#### Stored data entries:
● ● ● ● ● ● ●

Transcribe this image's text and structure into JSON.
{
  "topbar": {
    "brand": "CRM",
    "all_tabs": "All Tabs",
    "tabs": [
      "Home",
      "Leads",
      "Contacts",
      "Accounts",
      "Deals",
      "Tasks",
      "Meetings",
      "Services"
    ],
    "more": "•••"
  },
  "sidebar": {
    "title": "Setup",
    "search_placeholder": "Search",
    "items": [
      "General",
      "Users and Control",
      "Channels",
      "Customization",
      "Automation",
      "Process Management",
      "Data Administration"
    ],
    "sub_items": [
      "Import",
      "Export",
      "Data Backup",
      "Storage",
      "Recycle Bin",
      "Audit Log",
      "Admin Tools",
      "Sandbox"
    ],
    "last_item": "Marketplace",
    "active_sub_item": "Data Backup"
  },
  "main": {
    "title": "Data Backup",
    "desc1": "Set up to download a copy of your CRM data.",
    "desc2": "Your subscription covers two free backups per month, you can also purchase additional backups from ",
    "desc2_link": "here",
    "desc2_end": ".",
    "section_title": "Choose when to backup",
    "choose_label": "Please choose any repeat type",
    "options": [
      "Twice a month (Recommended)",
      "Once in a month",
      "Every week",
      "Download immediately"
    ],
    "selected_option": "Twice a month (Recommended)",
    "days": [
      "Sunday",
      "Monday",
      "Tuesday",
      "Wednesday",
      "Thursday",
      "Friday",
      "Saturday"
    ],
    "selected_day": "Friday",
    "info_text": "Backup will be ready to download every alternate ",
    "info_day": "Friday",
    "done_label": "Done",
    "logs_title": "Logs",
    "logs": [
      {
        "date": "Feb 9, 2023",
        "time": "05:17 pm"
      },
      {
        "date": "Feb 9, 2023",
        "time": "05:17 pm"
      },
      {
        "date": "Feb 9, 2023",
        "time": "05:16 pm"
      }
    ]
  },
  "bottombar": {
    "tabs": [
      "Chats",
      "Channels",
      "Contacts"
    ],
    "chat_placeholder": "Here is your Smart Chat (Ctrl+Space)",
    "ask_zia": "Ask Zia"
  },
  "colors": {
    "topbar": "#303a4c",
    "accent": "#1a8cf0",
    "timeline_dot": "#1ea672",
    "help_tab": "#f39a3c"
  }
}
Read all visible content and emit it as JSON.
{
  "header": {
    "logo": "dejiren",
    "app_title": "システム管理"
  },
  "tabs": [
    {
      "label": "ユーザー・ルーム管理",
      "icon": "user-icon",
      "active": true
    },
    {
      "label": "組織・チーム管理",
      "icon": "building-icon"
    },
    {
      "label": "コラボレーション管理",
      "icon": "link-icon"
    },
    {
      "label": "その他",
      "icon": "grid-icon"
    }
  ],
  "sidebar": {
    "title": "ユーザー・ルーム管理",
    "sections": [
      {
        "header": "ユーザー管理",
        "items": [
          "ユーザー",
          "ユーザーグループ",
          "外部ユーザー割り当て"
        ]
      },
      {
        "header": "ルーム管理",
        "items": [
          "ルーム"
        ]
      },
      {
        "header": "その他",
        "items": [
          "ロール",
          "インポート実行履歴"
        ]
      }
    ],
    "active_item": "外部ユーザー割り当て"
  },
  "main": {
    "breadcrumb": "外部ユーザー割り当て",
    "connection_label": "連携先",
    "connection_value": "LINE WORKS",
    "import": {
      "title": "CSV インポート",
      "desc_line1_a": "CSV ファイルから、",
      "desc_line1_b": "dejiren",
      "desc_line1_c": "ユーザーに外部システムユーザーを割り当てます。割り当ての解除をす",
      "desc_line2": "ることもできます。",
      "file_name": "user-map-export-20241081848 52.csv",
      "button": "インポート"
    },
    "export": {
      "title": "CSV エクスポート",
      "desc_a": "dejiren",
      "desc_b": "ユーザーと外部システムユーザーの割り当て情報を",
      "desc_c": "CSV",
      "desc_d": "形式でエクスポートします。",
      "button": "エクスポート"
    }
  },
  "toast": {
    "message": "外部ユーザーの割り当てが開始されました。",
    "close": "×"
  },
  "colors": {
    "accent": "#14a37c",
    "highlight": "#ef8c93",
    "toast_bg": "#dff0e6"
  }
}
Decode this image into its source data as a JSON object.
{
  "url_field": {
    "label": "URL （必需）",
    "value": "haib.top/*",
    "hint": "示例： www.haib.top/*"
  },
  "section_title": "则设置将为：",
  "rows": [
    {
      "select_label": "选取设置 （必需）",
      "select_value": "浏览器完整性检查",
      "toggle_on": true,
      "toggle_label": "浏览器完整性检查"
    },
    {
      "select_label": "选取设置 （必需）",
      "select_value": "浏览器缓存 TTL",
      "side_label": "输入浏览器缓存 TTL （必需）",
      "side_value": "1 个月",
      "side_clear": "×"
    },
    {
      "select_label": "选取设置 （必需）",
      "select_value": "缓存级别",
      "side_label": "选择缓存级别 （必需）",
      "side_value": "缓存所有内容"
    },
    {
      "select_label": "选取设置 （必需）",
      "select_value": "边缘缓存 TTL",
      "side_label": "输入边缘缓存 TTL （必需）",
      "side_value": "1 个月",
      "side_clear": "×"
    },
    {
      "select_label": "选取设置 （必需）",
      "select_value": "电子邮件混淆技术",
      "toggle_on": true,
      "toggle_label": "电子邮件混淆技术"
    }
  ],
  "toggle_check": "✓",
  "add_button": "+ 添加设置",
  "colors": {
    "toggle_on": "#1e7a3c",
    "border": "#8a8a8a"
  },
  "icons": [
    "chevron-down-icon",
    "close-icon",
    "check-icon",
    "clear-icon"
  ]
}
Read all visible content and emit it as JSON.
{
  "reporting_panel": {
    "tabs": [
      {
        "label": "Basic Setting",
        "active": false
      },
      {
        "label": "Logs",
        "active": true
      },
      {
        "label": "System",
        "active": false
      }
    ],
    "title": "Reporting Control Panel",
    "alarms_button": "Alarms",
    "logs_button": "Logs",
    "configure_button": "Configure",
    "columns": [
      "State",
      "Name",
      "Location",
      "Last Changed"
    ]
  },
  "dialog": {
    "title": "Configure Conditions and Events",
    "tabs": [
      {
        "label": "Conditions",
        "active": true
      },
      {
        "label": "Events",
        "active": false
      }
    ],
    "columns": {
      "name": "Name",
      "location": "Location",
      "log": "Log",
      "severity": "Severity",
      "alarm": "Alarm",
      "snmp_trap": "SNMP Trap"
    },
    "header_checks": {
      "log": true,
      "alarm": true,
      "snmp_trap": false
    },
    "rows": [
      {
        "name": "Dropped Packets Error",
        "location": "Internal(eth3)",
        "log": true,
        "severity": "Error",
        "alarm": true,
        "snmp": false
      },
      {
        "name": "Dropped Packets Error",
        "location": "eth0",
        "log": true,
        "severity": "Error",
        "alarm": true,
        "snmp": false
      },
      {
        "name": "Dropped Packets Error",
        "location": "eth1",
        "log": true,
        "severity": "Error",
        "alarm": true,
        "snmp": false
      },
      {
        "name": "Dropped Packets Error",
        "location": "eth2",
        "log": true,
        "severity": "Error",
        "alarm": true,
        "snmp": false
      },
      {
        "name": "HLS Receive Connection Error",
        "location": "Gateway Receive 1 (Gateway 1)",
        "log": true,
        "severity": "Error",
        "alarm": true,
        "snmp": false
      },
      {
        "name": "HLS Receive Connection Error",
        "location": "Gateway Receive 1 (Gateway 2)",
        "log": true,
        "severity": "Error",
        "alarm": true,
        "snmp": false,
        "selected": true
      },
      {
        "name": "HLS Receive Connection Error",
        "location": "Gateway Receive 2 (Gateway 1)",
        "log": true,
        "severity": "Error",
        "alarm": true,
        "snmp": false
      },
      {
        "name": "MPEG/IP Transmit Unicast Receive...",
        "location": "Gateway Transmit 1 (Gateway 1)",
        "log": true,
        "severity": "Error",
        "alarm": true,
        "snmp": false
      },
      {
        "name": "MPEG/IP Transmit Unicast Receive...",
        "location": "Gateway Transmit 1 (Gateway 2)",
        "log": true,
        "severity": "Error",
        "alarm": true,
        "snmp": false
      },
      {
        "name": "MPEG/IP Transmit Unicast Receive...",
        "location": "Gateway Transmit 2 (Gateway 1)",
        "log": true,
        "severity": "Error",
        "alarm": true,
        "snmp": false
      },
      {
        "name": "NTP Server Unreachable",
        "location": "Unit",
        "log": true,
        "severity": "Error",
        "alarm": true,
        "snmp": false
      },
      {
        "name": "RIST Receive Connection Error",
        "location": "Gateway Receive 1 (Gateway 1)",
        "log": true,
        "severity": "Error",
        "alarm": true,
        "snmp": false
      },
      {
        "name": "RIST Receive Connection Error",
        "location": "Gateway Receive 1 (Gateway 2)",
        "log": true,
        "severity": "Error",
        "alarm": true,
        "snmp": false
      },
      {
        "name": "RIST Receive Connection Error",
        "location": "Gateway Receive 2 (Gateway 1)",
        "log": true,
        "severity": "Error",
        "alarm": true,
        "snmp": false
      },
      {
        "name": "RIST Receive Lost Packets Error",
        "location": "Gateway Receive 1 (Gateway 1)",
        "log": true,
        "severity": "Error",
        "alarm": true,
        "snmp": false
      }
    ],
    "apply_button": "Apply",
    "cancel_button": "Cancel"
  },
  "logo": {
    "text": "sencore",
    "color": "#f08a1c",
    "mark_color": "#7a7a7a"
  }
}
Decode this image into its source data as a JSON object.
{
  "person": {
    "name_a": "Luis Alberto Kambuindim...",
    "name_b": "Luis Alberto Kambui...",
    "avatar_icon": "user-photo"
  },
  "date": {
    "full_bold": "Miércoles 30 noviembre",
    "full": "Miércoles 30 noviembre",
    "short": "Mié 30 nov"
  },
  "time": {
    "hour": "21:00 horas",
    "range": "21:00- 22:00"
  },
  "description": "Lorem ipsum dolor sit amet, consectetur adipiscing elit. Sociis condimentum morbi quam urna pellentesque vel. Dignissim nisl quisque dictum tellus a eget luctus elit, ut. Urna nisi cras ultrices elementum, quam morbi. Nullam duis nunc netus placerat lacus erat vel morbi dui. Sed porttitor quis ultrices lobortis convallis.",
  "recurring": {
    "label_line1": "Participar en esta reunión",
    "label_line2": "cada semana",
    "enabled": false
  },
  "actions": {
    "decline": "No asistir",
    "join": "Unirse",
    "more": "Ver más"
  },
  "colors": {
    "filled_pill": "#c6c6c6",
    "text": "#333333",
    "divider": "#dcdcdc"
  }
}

● ● ● ● ● ● ●

#### Exercise requirements:
List each line of the entries that holds the string "Friday".

#### Exercise result:
      "Friday",
    "selected_day": "Friday",
    "info_day": "Friday",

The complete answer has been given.